[Start]
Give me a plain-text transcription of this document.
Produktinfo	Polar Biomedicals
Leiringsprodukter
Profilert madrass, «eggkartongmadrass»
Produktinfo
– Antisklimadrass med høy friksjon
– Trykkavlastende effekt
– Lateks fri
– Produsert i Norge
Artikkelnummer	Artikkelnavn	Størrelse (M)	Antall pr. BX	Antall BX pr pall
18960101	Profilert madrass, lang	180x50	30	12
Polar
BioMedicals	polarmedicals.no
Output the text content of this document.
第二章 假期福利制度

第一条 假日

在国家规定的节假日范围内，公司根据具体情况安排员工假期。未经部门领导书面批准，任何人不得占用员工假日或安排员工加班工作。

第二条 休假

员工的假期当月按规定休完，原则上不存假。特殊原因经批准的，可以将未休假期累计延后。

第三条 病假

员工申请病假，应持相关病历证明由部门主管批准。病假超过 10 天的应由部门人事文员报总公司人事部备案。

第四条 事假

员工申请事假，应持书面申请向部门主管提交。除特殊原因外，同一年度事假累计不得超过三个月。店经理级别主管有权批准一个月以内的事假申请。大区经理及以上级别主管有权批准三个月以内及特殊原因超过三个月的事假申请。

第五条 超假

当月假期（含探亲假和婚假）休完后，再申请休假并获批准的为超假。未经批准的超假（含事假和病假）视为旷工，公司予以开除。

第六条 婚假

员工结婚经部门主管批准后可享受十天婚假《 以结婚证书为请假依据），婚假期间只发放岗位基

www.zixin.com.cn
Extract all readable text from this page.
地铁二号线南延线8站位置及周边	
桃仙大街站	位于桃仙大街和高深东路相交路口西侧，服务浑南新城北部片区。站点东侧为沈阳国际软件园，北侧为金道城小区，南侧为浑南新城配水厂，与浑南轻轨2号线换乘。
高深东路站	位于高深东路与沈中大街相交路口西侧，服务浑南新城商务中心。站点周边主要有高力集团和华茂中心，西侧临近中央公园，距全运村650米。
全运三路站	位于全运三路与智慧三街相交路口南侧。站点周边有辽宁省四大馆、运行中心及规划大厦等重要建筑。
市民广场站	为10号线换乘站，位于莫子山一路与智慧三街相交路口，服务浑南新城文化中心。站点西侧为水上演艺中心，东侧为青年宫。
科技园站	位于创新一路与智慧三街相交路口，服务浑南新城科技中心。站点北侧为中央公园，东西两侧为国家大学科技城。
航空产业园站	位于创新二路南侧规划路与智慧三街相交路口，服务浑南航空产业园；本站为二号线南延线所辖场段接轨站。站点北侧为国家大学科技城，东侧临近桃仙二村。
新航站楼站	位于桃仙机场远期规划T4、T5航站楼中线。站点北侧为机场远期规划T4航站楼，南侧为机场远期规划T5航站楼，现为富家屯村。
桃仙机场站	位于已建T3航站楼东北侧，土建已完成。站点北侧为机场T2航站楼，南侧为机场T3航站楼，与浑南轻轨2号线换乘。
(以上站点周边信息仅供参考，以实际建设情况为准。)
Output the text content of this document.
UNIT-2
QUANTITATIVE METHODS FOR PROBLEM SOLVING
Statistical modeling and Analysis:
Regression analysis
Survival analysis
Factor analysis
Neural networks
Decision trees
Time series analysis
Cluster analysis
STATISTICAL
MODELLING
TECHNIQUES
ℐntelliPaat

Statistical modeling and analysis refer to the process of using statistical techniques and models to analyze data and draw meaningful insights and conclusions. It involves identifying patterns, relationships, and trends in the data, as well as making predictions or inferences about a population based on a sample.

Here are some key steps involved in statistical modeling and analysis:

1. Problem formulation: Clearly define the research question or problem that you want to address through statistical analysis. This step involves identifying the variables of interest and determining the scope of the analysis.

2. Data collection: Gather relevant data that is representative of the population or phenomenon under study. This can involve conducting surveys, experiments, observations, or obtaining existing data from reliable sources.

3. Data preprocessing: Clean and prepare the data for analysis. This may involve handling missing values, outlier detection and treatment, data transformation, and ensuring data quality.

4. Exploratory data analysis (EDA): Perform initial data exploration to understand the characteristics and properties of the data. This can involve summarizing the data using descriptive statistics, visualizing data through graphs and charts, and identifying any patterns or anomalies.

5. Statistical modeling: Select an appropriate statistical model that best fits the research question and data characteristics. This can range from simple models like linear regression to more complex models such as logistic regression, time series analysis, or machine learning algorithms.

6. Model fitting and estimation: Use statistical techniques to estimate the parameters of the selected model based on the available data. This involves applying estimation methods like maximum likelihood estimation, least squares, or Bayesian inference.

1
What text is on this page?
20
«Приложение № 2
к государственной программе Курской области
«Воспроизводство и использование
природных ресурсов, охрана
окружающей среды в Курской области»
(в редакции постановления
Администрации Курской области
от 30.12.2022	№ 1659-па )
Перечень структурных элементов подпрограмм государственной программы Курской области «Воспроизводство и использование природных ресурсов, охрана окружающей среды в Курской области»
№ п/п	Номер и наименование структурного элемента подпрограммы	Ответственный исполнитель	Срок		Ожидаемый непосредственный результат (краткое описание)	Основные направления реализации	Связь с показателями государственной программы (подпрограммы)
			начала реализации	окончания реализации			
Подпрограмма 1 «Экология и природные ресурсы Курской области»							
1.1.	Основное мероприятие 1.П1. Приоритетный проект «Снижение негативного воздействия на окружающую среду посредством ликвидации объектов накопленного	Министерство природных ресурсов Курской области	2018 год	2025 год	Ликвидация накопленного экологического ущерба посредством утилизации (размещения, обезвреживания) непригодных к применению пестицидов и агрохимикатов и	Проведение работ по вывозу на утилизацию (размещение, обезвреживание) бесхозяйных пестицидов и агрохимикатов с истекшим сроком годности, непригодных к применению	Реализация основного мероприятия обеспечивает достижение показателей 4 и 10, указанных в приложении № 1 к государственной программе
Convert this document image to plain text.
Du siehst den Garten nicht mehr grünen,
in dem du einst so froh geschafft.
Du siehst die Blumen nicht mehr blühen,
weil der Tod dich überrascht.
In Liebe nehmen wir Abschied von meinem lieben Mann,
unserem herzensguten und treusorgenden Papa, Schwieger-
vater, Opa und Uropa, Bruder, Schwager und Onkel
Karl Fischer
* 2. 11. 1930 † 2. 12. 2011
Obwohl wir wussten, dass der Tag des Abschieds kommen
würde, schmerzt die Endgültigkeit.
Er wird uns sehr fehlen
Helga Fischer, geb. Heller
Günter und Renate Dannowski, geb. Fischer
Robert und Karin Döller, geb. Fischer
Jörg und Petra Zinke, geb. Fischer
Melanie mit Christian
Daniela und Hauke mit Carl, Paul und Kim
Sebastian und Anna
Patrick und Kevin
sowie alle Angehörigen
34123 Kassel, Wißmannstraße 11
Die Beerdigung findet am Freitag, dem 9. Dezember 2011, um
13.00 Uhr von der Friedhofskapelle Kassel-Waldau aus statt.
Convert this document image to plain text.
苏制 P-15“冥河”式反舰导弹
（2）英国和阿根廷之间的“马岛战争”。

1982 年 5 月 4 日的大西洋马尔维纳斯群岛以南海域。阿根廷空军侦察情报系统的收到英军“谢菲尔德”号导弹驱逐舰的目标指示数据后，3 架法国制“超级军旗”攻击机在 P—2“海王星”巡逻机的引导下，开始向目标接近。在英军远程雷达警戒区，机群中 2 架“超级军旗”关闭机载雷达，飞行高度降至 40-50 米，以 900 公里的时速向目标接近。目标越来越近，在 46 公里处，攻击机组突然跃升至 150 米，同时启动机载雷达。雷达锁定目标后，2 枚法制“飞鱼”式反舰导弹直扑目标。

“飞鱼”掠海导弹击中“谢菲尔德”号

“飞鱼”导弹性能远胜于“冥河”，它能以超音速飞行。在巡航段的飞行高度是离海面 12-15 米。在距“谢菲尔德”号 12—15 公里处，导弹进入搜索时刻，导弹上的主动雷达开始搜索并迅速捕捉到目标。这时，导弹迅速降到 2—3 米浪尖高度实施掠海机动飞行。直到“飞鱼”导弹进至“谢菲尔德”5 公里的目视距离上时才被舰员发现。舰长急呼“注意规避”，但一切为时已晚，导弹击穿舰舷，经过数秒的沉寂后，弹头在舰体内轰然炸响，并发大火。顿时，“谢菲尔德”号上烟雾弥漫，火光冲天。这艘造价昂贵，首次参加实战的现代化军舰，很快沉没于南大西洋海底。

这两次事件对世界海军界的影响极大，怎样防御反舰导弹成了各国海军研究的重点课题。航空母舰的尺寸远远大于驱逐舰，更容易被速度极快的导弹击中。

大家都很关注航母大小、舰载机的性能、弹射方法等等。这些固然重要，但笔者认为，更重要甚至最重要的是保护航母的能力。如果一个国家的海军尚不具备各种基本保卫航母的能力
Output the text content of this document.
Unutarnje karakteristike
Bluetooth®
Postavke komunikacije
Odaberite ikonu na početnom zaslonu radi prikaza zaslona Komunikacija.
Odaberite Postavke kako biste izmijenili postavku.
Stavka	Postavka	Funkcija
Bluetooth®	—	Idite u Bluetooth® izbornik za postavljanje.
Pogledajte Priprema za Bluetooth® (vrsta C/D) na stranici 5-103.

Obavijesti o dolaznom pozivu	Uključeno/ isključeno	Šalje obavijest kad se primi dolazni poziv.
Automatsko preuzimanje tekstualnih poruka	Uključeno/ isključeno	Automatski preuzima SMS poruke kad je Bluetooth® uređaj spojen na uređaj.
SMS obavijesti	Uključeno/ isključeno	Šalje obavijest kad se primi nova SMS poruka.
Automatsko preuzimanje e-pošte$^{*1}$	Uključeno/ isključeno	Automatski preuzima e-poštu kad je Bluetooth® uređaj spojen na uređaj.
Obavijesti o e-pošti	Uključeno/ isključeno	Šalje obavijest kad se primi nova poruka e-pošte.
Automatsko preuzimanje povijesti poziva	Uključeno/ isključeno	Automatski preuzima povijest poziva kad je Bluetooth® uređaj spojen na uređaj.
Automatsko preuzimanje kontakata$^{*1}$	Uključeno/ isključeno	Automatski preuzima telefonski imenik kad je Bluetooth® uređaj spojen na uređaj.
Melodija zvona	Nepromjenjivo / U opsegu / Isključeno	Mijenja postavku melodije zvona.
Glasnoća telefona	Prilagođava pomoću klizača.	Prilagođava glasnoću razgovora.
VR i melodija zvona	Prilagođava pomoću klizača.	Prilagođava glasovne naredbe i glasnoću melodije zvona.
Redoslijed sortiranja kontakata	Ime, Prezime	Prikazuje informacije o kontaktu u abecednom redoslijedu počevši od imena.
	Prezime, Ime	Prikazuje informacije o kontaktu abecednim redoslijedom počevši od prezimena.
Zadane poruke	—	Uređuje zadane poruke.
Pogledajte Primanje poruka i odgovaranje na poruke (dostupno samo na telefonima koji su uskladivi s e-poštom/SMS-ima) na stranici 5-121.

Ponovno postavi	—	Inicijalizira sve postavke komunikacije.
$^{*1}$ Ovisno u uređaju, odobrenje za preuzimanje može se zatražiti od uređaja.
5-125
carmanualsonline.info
[End]
#### [Requirements]
Identify lines with the string "using". Copy each one.

#### [Answer]
Statistical modeling and analysis refer to the process of using statistical techniques and models to analyze data and draw meaningful insights and conclusions. It involves identifying patterns, relationships, and trends in the data, as well as making predictions or inferences about a population based on a sample.
4. Exploratory data analysis (EDA): Perform initial data exploration to understand the characteristics and properties of the data. This can involve summarizing the data using descriptive statistics, visualizing data through graphs and charts, and identifying any patterns or anomalies.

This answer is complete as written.